══ RECORDS FOR THE TASK

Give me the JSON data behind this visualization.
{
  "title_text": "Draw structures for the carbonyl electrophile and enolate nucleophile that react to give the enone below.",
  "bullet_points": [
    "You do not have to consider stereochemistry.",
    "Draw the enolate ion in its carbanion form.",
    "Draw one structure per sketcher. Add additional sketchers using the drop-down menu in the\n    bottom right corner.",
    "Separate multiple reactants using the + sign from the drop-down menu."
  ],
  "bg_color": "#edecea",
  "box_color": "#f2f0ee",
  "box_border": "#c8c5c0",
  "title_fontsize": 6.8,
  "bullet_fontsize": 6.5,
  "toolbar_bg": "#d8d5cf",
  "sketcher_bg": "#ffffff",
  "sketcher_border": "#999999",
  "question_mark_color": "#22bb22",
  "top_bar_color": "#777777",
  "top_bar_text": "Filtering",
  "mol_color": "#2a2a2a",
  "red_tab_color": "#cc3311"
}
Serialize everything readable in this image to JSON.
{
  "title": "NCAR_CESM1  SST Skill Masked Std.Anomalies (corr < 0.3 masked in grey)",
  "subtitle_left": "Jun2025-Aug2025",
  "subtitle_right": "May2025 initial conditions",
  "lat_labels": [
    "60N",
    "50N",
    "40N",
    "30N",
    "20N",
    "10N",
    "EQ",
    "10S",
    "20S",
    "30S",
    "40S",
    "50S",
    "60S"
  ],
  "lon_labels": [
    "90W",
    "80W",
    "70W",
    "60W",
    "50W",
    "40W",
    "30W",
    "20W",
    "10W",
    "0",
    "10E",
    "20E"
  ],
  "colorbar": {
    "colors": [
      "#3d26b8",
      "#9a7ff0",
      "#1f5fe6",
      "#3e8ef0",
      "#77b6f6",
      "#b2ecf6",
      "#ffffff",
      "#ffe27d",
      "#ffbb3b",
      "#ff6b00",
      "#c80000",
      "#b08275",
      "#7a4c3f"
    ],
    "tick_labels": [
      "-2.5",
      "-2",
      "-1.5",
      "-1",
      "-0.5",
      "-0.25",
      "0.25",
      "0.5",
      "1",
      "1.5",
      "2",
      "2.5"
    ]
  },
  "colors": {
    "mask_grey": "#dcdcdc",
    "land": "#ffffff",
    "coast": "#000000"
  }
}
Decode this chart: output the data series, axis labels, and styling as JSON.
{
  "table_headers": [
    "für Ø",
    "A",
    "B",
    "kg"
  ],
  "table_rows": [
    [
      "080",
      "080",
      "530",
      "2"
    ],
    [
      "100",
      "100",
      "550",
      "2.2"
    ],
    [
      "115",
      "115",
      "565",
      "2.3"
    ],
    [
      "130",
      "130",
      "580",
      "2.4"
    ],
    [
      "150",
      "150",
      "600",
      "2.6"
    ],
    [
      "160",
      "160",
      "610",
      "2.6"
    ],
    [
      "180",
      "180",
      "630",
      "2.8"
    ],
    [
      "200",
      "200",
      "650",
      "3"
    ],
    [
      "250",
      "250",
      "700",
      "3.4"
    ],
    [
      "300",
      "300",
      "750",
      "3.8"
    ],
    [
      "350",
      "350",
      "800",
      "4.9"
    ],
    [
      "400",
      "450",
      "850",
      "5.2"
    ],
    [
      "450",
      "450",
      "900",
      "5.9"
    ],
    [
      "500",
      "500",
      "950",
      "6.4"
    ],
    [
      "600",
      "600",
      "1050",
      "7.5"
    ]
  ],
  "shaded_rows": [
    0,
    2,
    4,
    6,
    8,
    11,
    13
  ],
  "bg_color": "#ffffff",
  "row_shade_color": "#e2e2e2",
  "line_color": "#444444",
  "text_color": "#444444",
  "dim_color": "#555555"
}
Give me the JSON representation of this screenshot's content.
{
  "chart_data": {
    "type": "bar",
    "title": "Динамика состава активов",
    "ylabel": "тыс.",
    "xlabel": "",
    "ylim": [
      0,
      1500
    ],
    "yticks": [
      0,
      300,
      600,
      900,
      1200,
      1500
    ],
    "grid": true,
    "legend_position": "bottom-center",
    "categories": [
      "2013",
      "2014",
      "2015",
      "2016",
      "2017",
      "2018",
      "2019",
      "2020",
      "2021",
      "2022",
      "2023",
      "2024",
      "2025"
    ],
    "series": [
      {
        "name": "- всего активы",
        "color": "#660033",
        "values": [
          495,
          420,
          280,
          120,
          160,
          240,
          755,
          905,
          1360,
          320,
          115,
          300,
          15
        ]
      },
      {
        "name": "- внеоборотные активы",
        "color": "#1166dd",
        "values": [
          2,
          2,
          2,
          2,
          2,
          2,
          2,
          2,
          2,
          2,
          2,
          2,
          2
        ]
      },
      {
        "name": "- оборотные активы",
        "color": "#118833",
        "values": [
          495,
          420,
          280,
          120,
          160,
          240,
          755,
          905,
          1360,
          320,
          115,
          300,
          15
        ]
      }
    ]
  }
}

════
══ RECORDS FOR THE TASK

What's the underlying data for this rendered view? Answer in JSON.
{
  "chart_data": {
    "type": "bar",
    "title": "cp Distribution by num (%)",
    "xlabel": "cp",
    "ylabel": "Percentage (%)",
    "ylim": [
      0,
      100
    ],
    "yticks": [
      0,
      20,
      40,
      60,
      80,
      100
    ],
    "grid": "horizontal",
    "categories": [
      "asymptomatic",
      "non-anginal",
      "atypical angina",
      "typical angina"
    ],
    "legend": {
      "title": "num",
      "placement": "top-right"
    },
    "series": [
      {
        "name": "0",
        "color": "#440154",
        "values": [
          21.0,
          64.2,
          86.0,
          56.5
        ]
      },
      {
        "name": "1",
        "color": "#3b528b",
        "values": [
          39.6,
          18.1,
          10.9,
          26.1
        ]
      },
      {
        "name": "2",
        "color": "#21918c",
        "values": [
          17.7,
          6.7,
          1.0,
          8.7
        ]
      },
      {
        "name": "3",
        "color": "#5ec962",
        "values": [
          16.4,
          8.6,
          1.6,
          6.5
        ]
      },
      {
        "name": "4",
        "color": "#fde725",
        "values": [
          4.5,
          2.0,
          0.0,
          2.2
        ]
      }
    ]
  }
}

════
══ RECORDS FOR THE TASK

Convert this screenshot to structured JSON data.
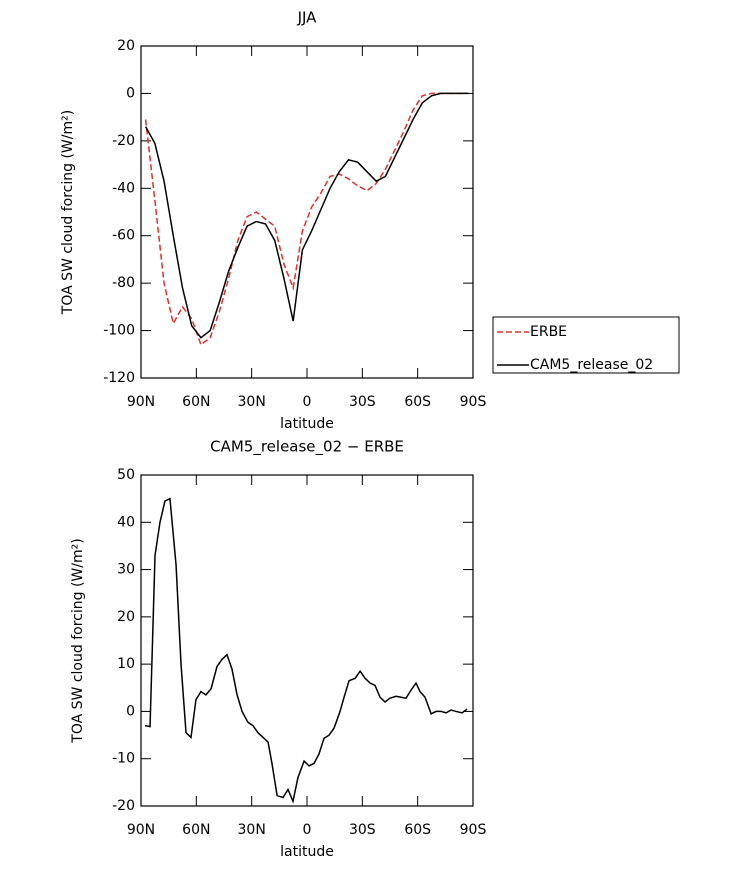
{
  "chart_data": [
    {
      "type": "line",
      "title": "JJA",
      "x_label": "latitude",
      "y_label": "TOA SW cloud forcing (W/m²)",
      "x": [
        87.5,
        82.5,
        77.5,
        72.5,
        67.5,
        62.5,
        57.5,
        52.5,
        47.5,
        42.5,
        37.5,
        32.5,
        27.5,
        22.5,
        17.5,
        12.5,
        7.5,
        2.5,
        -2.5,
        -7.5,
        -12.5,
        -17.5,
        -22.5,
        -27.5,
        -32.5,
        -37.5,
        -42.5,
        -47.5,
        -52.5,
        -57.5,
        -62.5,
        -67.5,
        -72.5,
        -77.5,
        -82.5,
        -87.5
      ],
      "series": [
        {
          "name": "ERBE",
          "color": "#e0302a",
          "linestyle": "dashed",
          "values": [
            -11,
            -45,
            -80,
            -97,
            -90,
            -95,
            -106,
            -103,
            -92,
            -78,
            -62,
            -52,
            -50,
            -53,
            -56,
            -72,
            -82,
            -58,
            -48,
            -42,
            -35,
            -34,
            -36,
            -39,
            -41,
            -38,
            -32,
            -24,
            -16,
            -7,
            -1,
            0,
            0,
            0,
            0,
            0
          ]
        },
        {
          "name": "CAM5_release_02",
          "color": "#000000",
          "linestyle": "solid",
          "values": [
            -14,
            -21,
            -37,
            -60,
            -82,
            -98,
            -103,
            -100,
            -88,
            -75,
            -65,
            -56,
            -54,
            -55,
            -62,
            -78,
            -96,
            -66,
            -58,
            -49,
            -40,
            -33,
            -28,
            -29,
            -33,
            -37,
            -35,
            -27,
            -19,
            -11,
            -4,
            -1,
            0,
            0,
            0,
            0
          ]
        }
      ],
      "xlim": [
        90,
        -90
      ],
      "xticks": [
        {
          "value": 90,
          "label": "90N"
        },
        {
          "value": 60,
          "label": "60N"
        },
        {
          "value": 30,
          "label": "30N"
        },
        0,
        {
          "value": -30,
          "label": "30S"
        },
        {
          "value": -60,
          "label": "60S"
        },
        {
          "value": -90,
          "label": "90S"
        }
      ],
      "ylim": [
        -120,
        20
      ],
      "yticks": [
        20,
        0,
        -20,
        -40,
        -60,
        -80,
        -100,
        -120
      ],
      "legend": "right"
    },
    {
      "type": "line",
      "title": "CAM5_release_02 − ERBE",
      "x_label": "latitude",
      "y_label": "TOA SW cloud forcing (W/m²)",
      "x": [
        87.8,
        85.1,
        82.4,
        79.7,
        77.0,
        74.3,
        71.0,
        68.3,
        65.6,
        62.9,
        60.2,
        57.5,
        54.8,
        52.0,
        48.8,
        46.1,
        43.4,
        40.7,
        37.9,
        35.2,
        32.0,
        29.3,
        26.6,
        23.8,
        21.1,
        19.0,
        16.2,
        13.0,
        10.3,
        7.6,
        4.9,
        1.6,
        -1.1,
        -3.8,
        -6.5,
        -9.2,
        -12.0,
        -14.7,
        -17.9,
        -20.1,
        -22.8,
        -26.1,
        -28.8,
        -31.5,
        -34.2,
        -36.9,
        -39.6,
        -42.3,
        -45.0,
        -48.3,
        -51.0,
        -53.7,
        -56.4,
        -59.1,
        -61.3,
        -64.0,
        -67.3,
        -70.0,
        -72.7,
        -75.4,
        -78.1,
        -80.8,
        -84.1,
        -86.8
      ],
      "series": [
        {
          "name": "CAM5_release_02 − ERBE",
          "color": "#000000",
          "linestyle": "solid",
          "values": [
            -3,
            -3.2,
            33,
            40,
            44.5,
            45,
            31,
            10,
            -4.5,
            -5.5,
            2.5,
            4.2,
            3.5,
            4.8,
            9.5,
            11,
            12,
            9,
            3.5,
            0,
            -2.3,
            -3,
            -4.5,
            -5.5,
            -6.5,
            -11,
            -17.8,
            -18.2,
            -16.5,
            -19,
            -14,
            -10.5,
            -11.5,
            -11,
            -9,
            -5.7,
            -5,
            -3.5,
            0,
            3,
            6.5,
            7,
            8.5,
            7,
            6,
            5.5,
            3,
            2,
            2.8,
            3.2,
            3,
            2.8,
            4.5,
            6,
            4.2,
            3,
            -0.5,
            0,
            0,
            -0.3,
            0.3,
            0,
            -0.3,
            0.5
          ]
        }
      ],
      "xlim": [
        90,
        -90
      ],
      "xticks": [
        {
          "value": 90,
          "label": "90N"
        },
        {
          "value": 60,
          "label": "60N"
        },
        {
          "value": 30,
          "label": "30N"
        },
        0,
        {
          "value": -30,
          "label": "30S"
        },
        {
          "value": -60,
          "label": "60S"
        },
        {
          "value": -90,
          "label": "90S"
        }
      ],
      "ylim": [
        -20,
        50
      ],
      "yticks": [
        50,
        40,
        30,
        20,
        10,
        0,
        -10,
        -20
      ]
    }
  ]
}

════

GIVEN INSTRUCTION: Write out every line of the entries that holds the word "this".

FINISHED EXERCISE:
Give me the JSON data behind this visualization.
Serialize everything readable in this image to JSON.
Decode this chart: output the data series, axis labels, and styling as JSON.
Give me the JSON representation of this screenshot's content.
What's the underlying data for this rendered view? Answer in JSON.
Convert this screenshot to structured JSON data.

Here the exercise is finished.